Go through the entries below and collect each line with the string "like" in it.

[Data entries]
+--

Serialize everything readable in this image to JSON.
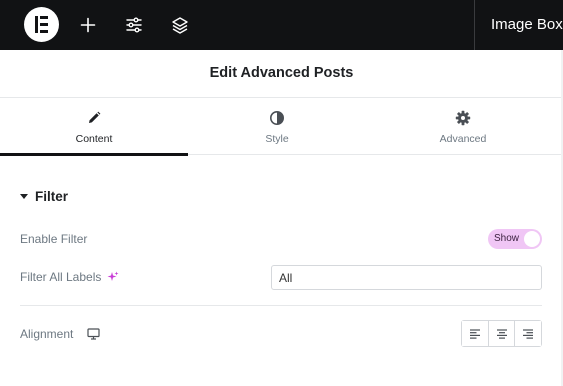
{
  "topbar": {
    "logo_icon": "elementor-logo-icon",
    "add_icon": "plus-icon",
    "settings_icon": "sliders-icon",
    "structure_icon": "layers-icon",
    "title": "Image Box"
  },
  "panel": {
    "title": "Edit Advanced Posts"
  },
  "tabs": [
    {
      "label": "Content",
      "icon": "pencil-icon",
      "active": true
    },
    {
      "label": "Style",
      "icon": "contrast-icon",
      "active": false
    },
    {
      "label": "Advanced",
      "icon": "gear-icon",
      "active": false
    }
  ],
  "section": {
    "title": "Filter",
    "expanded": true
  },
  "controls": {
    "enable_filter": {
      "label": "Enable Filter",
      "toggle_text": "Show",
      "value": true
    },
    "filter_all_labels": {
      "label": "Filter All Labels",
      "value": "All",
      "ai_icon": "sparkle-icon"
    },
    "alignment": {
      "label": "Alignment",
      "device_icon": "desktop-icon",
      "options": [
        "left",
        "center",
        "right"
      ]
    }
  },
  "colors": {
    "topbar_bg": "#111214",
    "toggle_on": "#f0c6f5",
    "ai_accent": "#c93fd7"
  }
}
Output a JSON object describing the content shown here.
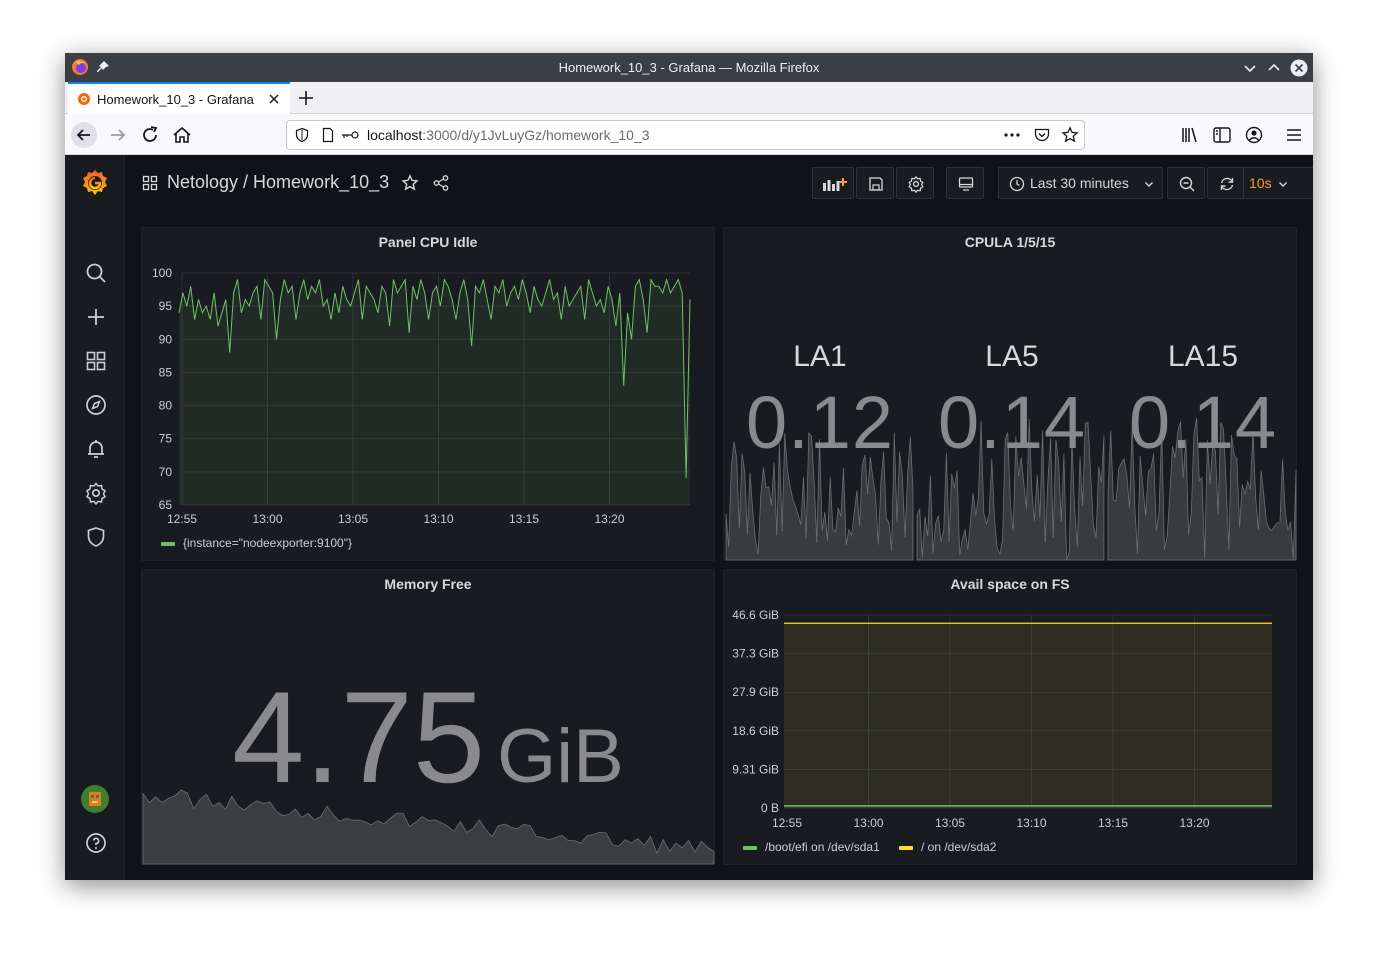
{
  "browser": {
    "window_title": "Homework_10_3 - Grafana — Mozilla Firefox",
    "tab_title": "Homework_10_3 - Grafana",
    "url_host": "localhost",
    "url_path": ":3000/d/y1JvLuyGz/homework_10_3"
  },
  "grafana": {
    "breadcrumb": "Netology / Homework_10_3",
    "time_range": "Last 30 minutes",
    "refresh_interval": "10s",
    "sidebar_icons": [
      "grafana-logo-icon",
      "search-icon",
      "plus-icon",
      "dashboards-icon",
      "explore-icon",
      "alerting-icon",
      "configuration-icon",
      "shield-icon",
      "avatar",
      "help-icon"
    ],
    "accent_color": "#ff9830",
    "series_green": "#73bf69",
    "series_yellow": "#fade2a"
  },
  "panels": {
    "cpu": {
      "title": "Panel CPU Idle",
      "legend": "{instance=\"nodeexporter:9100\"}"
    },
    "cpula": {
      "title": "CPULA 1/5/15",
      "stats": [
        {
          "name": "LA1",
          "value": "0.12"
        },
        {
          "name": "LA5",
          "value": "0.14"
        },
        {
          "name": "LA15",
          "value": "0.14"
        }
      ]
    },
    "mem": {
      "title": "Memory Free",
      "value": "4.75",
      "unit": "GiB"
    },
    "fs": {
      "title": "Avail space on FS",
      "legend": [
        "/boot/efi on /dev/sda1",
        "/ on /dev/sda2"
      ]
    }
  },
  "chart_data": [
    {
      "type": "line",
      "title": "Panel CPU Idle",
      "x": [
        "12:55",
        "13:00",
        "13:05",
        "13:10",
        "13:15",
        "13:20"
      ],
      "ylim": [
        65,
        100
      ],
      "yticks": [
        100,
        95,
        90,
        85,
        80,
        75,
        70,
        65
      ],
      "series": [
        {
          "name": "{instance=\"nodeexporter:9100\"}",
          "color": "#73bf69",
          "values": [
            94,
            97,
            95,
            98,
            93,
            96,
            94,
            95,
            93,
            97,
            92,
            94,
            96,
            88,
            97,
            99,
            94,
            96,
            95,
            97,
            98,
            93,
            99,
            98,
            97,
            90,
            96,
            99,
            97,
            98,
            93,
            97,
            99,
            96,
            98,
            97,
            99,
            95,
            96,
            93,
            97,
            94,
            98,
            96,
            95,
            97,
            99,
            93,
            98,
            97,
            96,
            94,
            98,
            97,
            92,
            99,
            97,
            98,
            99,
            91,
            98,
            96,
            99,
            97,
            93,
            97,
            98,
            95,
            99,
            98,
            96,
            93,
            97,
            99,
            96,
            89,
            98,
            97,
            99,
            96,
            93,
            98,
            97,
            99,
            95,
            97,
            98,
            96,
            99,
            97,
            94,
            98,
            96,
            95,
            97,
            99,
            96,
            97,
            93,
            98,
            95,
            96,
            97,
            98,
            93,
            99,
            97,
            95,
            96,
            94,
            98,
            96,
            92,
            97,
            83,
            94,
            90,
            98,
            99,
            96,
            91,
            99,
            98,
            98,
            97,
            99,
            97,
            98,
            99,
            97,
            69,
            96
          ]
        }
      ]
    },
    {
      "type": "line",
      "title": "Avail space on FS",
      "x": [
        "12:55",
        "13:00",
        "13:05",
        "13:10",
        "13:15",
        "13:20"
      ],
      "yticks": [
        "46.6 GiB",
        "37.3 GiB",
        "27.9 GiB",
        "18.6 GiB",
        "9.31 GiB",
        "0 B"
      ],
      "ylim_gib": [
        0,
        46.6
      ],
      "series": [
        {
          "name": "/boot/efi on /dev/sda1",
          "color": "#73bf69",
          "value_gib": 0.5
        },
        {
          "name": "/ on /dev/sda2",
          "color": "#fade2a",
          "value_gib": 44.6
        }
      ]
    }
  ]
}
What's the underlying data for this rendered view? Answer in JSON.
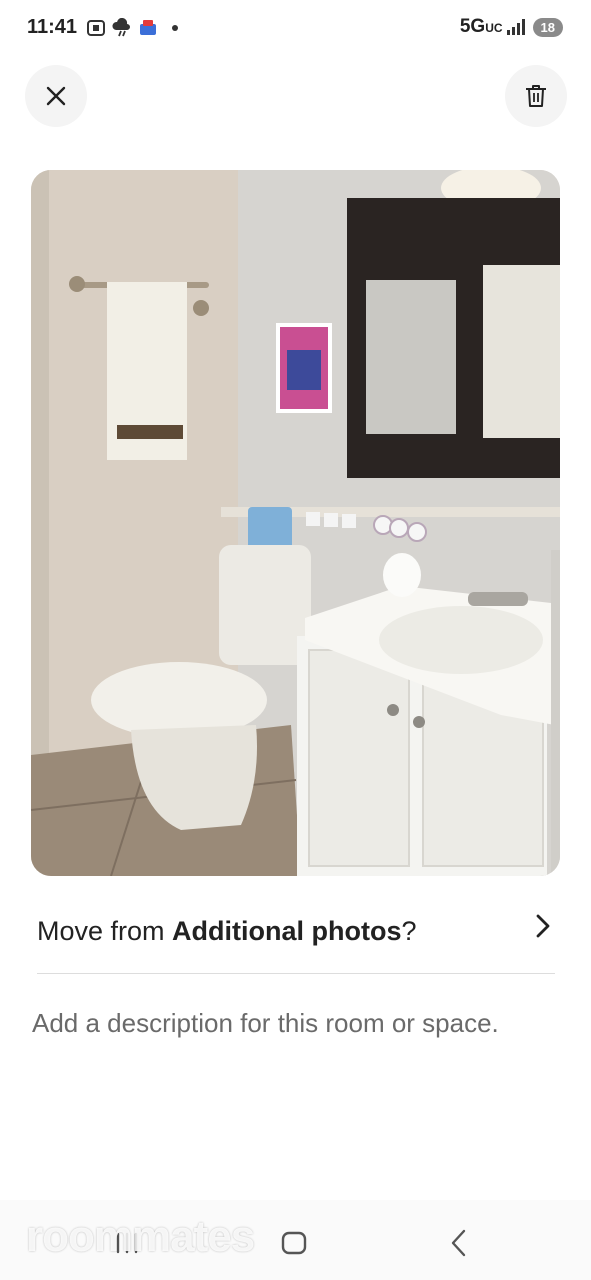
{
  "status_bar": {
    "time": "11:41",
    "network": "5G",
    "network_sub": "UC",
    "battery": "18",
    "icons": [
      "screenshot-icon",
      "weather-storm-icon",
      "app-notification-icon",
      "dot-icon",
      "signal-icon"
    ]
  },
  "header": {
    "close_icon": "close-icon",
    "delete_icon": "trash-icon"
  },
  "photo": {
    "subject": "bathroom photo"
  },
  "move_row": {
    "prefix": "Move from ",
    "album": "Additional photos",
    "suffix": "?"
  },
  "description": {
    "placeholder": "Add a description for this room or space."
  },
  "watermark": "roommates",
  "nav_bar": {
    "icons": [
      "recents-icon",
      "home-icon",
      "back-icon"
    ]
  },
  "colors": {
    "background": "#ffffff",
    "circle_button": "#f4f4f4",
    "text_primary": "#222222",
    "text_secondary": "#6a6a6a",
    "divider": "#dddddd"
  }
}
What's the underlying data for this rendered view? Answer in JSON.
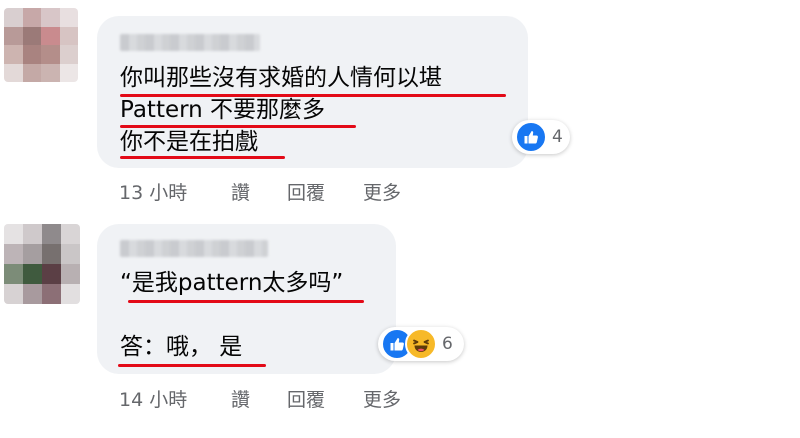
{
  "comments": [
    {
      "lines": [
        "你叫那些沒有求婚的人情何以堪",
        "Pattern 不要那麼多",
        "你不是在拍戲"
      ],
      "reactions": {
        "count": "4",
        "types": [
          "like-icon"
        ]
      },
      "meta": {
        "time": "13 小時",
        "like": "讚",
        "reply": "回覆",
        "more": "更多"
      }
    },
    {
      "lines": [
        "“是我pattern太多吗”",
        "答：哦， 是"
      ],
      "reactions": {
        "count": "6",
        "types": [
          "like-icon",
          "haha-icon"
        ]
      },
      "meta": {
        "time": "14 小時",
        "like": "讚",
        "reply": "回覆",
        "more": "更多"
      }
    }
  ],
  "colors": {
    "bubble": "#f0f2f5",
    "underline": "#e30a17",
    "like": "#1877f2",
    "haha": "#f7b928",
    "meta_text": "#65676b"
  }
}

+--

The response:
          "like-icon"
        "like": "讚",
          "like-icon",
        "like": "讚",
    "like": "#1877f2",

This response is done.